(Dataset items)
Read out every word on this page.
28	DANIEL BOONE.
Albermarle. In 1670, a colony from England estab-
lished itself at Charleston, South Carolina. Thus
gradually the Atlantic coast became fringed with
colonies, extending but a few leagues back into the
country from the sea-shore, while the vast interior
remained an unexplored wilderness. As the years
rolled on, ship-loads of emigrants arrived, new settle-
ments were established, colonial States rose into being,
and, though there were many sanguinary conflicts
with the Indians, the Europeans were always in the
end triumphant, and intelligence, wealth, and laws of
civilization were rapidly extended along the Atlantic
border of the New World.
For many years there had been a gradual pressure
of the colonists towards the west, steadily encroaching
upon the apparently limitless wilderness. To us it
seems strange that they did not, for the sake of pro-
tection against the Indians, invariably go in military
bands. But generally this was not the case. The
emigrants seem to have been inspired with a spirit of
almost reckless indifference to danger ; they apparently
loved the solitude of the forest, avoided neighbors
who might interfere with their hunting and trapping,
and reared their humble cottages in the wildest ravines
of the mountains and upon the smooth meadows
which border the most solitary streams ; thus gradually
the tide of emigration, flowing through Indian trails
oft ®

• _INSTRUCTION_: Would you restate each of the entries word for word?

• _WRITTEN SOLUTION_:
Read out every word on this page.
28	DANIEL BOONE.
Albermarle. In 1670, a colony from England estab-
lished itself at Charleston, South Carolina. Thus
gradually the Atlantic coast became fringed with
colonies, extending but a few leagues back into the
country from the sea-shore, while the vast interior
remained an unexplored wilderness. As the years
rolled on, ship-loads of emigrants arrived, new settle-
ments were established, colonial States rose into being,
and, though there were many sanguinary conflicts
with the Indians, the Europeans were always in the
end triumphant, and intelligence, wealth, and laws of
civilization were rapidly extended along the Atlantic
border of the New World.
For many years there had been a gradual pressure
of the colonists towards the west, steadily encroaching
upon the apparently limitless wilderness. To us it
seems strange that they did not, for the sake of pro-
tection against the Indians, invariably go in military
bands. But generally this was not the case. The
emigrants seem to have been inspired with a spirit of
almost reckless indifference to danger ; they apparently
loved the solitude of the forest, avoided neighbors
who might interfere with their hunting and trapping,
and reared their humble cottages in the wildest ravines
of the mountains and upon the smooth meadows
which border the most solitary streams ; thus gradually
the tide of emigration, flowing through Indian trails
oft ®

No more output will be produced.